(Figure dataset records)
==============================

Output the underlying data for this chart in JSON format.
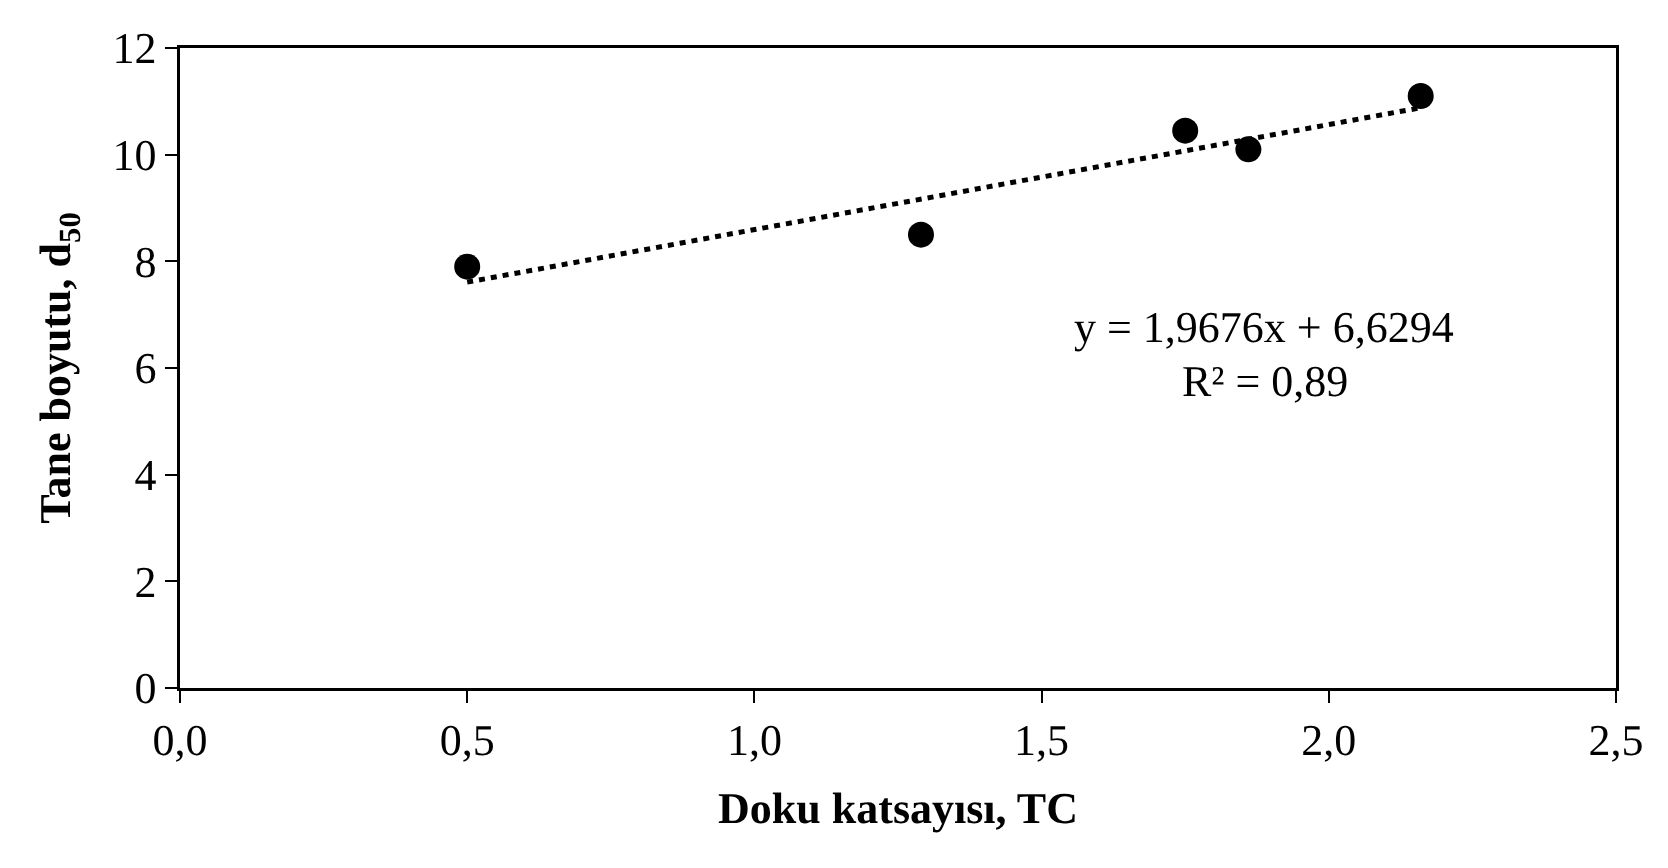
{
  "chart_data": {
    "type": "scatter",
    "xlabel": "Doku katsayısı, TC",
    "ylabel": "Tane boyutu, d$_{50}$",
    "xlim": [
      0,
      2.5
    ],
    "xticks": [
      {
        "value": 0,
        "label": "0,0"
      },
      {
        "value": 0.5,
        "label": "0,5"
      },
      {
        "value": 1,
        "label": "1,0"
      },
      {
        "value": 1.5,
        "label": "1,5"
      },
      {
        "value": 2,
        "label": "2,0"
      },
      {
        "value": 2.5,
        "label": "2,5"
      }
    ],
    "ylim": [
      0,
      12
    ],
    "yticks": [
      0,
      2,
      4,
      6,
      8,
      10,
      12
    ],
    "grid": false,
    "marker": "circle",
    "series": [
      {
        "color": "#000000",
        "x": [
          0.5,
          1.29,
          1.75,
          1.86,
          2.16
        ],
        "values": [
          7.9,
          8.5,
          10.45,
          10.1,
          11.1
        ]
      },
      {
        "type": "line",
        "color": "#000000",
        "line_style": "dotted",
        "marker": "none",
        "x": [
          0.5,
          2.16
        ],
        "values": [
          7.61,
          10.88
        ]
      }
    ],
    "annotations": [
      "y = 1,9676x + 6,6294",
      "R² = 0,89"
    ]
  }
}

==============================

Set the listing down in full and exactly. Pictures within it should not appear in the copy.

WRITTEN SOLUTION:
Output the underlying data for this chart in JSON format.
{
  "chart_data": {
    "type": "scatter",
    "xlabel": "Doku katsayısı, TC",
    "ylabel": "Tane boyutu, d$_{50}$",
    "xlim": [
      0,
      2.5
    ],
    "xticks": [
      {
        "value": 0,
        "label": "0,0"
      },
      {
        "value": 0.5,
        "label": "0,5"
      },
      {
        "value": 1,
        "label": "1,0"
      },
      {
        "value": 1.5,
        "label": "1,5"
      },
      {
        "value": 2,
        "label": "2,0"
      },
      {
        "value": 2.5,
        "label": "2,5"
      }
    ],
    "ylim": [
      0,
      12
    ],
    "yticks": [
      0,
      2,
      4,
      6,
      8,
      10,
      12
    ],
    "grid": false,
    "marker": "circle",
    "series": [
      {
        "color": "#000000",
        "x": [
          0.5,
          1.29,
          1.75,
          1.86,
          2.16
        ],
        "values": [
          7.9,
          8.5,
          10.45,
          10.1,
          11.1
        ]
      },
      {
        "type": "line",
        "color": "#000000",
        "line_style": "dotted",
        "marker": "none",
        "x": [
          0.5,
          2.16
        ],
        "values": [
          7.61,
          10.88
        ]
      }
    ],
    "annotations": [
      "y = 1,9676x + 6,6294",
      "R² = 0,89"
    ]
  }
}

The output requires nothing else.